▶ Source excerpt
------------------------

I'll dig around a little.  Good post, and now that you mention it I would also find it handy.  I begin a 4 to 6 month excursion in 3 to 6 weeks and something like this would be very helpful.  Big G If I find anything I'll post it here ... please do the same.


----------



## danzik17 (May 8, 2007)

Ok, if you want to be a fucking douchebag, the how about you go the fuck to fitday.com and write the fucking macros down smartass, or are you too stupid to think of something simple like that?  

You know what the fuck you're going to be eating, so use a little planning.  Or is that too complex for you to handle?


----------



## BoneCrusher (May 8, 2007)

Bullshit flaming aside ... I found a link with some stuff here.


----------



## BoneCrusher (May 8, 2007)

danzik17 said:


> Ok, if you want to be a fucking douchebag, the how about you go the fuck to fitday.com and write the fucking macros down smartass, or are you too stupid to think of something simple like that?
> 
> You know what the fuck you're going to be eating, so use a little planning.  Or is that too complex for you to handle?


He's not being a douchebag he's asking for something ... which is why we are all here.

------------------------

▶ What the exercise asks
Write out everything in the forum thread from "I'll dig around" down to "danzik17 (May 8, 2007)", word for word. The material that comes next is from a separate source, not this forum thread.

▶ Source material
------------------------

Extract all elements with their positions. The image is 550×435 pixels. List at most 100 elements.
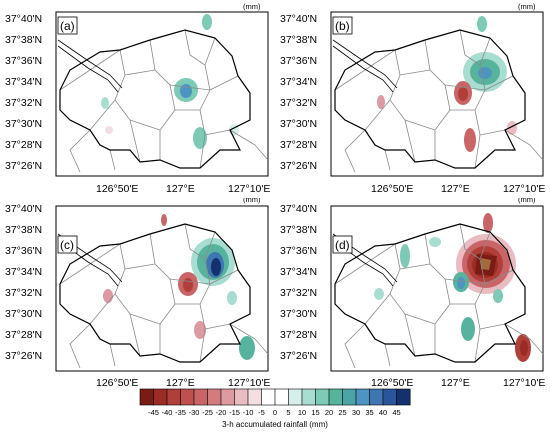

------------------------

▶ Correct output
I'll dig around a little.  Good post, and now that you mention it I would also find it handy.  I begin a 4 to 6 month excursion in 3 to 6 weeks and something like this would be very helpful.  Big G If I find anything I'll post it here ... please do the same.


----------



## danzik17 (May 8, 2007)